◆ Your objective
Output every entry exactly as written, skipping any pictures.

** Start Data in this exercise **

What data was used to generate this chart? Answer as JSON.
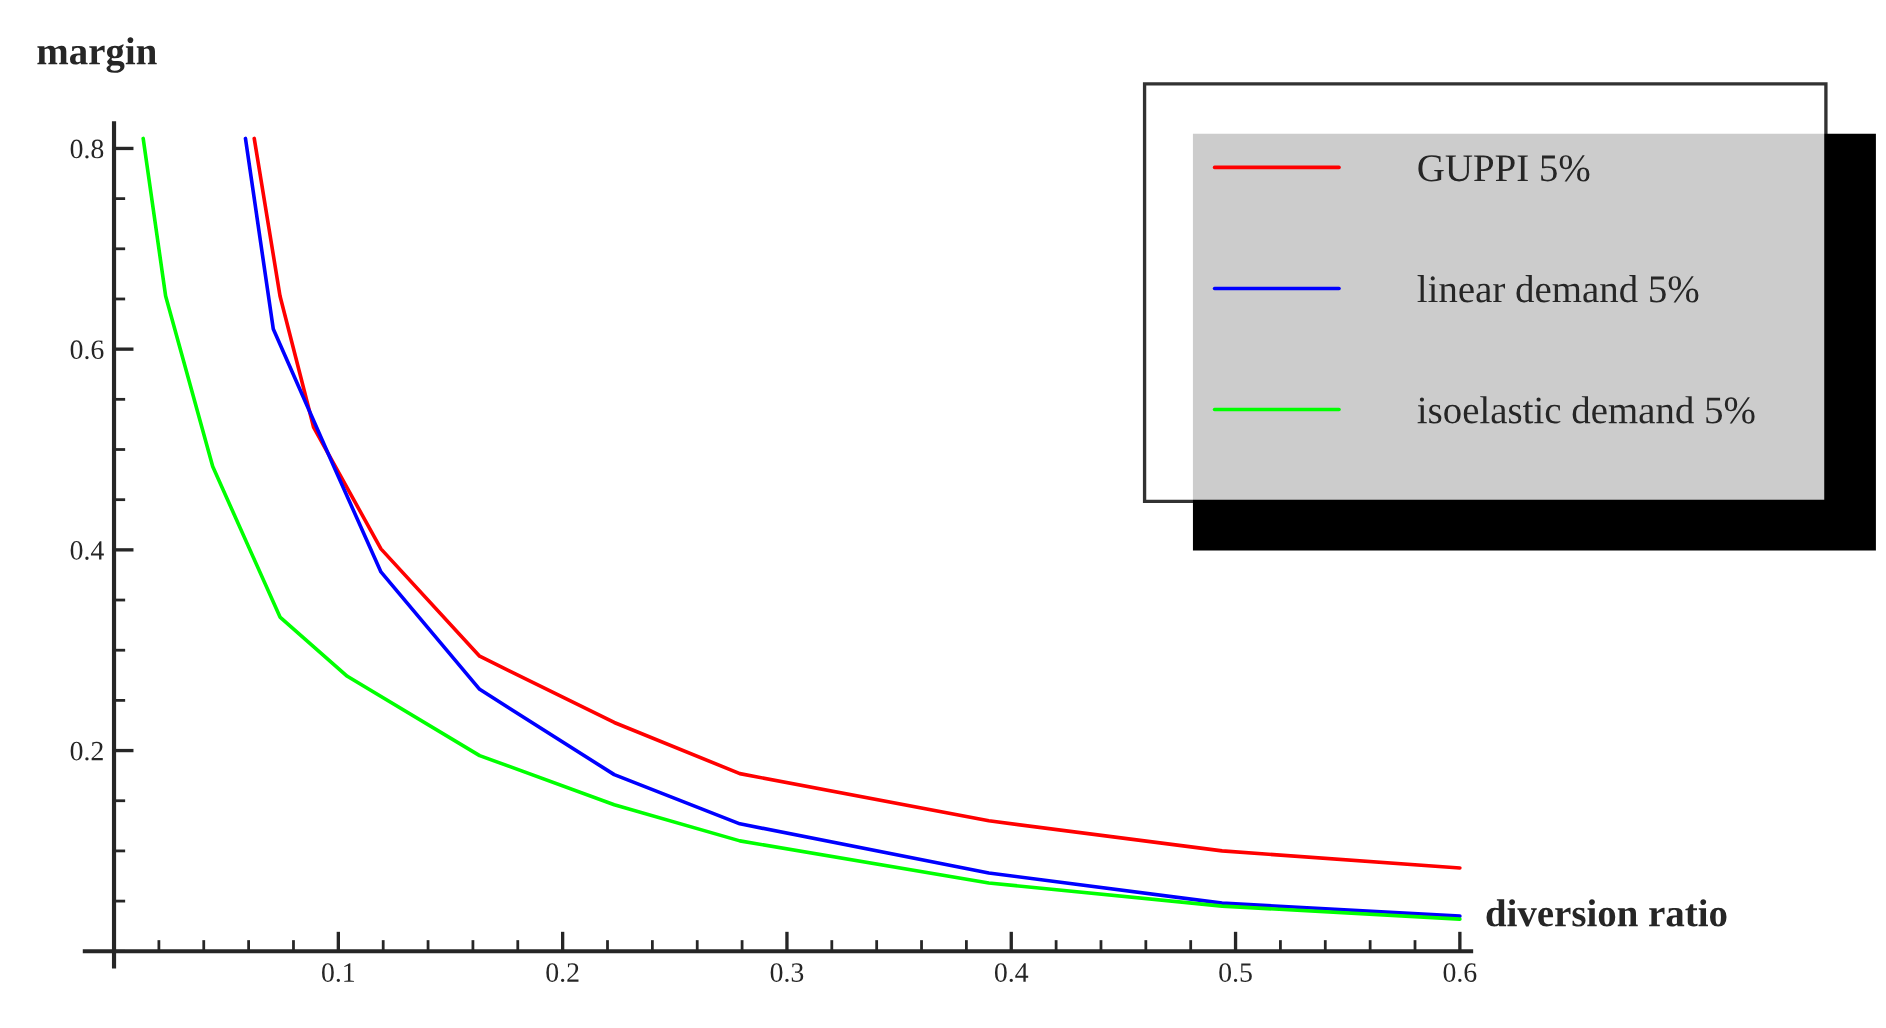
{
  "chart_data": {
    "type": "line",
    "xlabel": "diversion ratio",
    "ylabel": "margin",
    "xlim": [
      -0.013,
      0.605
    ],
    "ylim": [
      -0.015,
      0.825
    ],
    "xticks": [
      0.1,
      0.2,
      0.3,
      0.4,
      0.5,
      0.6
    ],
    "yticks": [
      0.2,
      0.4,
      0.6,
      0.8
    ],
    "legend": "top right",
    "grid": false,
    "marker": "none",
    "line_style": "solid",
    "series": [
      {
        "name": "GUPPI 5%",
        "color": "#ff0000",
        "x": [
          0.0625,
          0.074,
          0.089,
          0.119,
          0.163,
          0.223,
          0.279,
          0.39,
          0.494,
          0.6
        ],
        "values": [
          0.81,
          0.653,
          0.522,
          0.401,
          0.294,
          0.228,
          0.177,
          0.13,
          0.1,
          0.083
        ]
      },
      {
        "name": "linear demand 5%",
        "color": "#0000ff",
        "x": [
          0.0586,
          0.071,
          0.098,
          0.119,
          0.163,
          0.223,
          0.279,
          0.39,
          0.494,
          0.6
        ],
        "values": [
          0.81,
          0.62,
          0.483,
          0.378,
          0.261,
          0.176,
          0.127,
          0.078,
          0.048,
          0.035
        ]
      },
      {
        "name": "isoelastic demand 5%",
        "color": "#00ff00",
        "x": [
          0.013,
          0.023,
          0.044,
          0.074,
          0.104,
          0.163,
          0.223,
          0.279,
          0.39,
          0.494,
          0.6
        ],
        "values": [
          0.81,
          0.653,
          0.483,
          0.333,
          0.274,
          0.195,
          0.146,
          0.11,
          0.068,
          0.045,
          0.032
        ]
      }
    ]
  }
}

** End Data in this exercise **

◆ Written response
What data was used to generate this chart? Answer as JSON.
{
  "chart_data": {
    "type": "line",
    "xlabel": "diversion ratio",
    "ylabel": "margin",
    "xlim": [
      -0.013,
      0.605
    ],
    "ylim": [
      -0.015,
      0.825
    ],
    "xticks": [
      0.1,
      0.2,
      0.3,
      0.4,
      0.5,
      0.6
    ],
    "yticks": [
      0.2,
      0.4,
      0.6,
      0.8
    ],
    "legend": "top right",
    "grid": false,
    "marker": "none",
    "line_style": "solid",
    "series": [
      {
        "name": "GUPPI 5%",
        "color": "#ff0000",
        "x": [
          0.0625,
          0.074,
          0.089,
          0.119,
          0.163,
          0.223,
          0.279,
          0.39,
          0.494,
          0.6
        ],
        "values": [
          0.81,
          0.653,
          0.522,
          0.401,
          0.294,
          0.228,
          0.177,
          0.13,
          0.1,
          0.083
        ]
      },
      {
        "name": "linear demand 5%",
        "color": "#0000ff",
        "x": [
          0.0586,
          0.071,
          0.098,
          0.119,
          0.163,
          0.223,
          0.279,
          0.39,
          0.494,
          0.6
        ],
        "values": [
          0.81,
          0.62,
          0.483,
          0.378,
          0.261,
          0.176,
          0.127,
          0.078,
          0.048,
          0.035
        ]
      },
      {
        "name": "isoelastic demand 5%",
        "color": "#00ff00",
        "x": [
          0.013,
          0.023,
          0.044,
          0.074,
          0.104,
          0.163,
          0.223,
          0.279,
          0.39,
          0.494,
          0.6
        ],
        "values": [
          0.81,
          0.653,
          0.483,
          0.333,
          0.274,
          0.195,
          0.146,
          0.11,
          0.068,
          0.045,
          0.032
        ]
      }
    ]
  }
}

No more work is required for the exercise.